#### MATERIAL
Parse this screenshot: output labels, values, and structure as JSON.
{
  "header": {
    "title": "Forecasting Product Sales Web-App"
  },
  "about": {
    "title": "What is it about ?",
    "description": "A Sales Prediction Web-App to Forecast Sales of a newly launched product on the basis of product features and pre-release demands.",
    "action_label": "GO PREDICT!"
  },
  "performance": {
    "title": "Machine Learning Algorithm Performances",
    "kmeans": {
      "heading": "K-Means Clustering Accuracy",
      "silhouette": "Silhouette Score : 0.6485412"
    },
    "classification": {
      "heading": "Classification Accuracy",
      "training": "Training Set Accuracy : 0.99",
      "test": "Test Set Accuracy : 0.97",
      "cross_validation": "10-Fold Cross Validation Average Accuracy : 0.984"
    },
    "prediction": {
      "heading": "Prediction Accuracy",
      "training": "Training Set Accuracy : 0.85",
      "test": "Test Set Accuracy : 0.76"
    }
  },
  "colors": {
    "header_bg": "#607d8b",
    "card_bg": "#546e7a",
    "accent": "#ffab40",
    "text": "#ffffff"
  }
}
########
In the entries above, some lines may contain the string "training"; report how many, without additional comment.

# ANSWER
2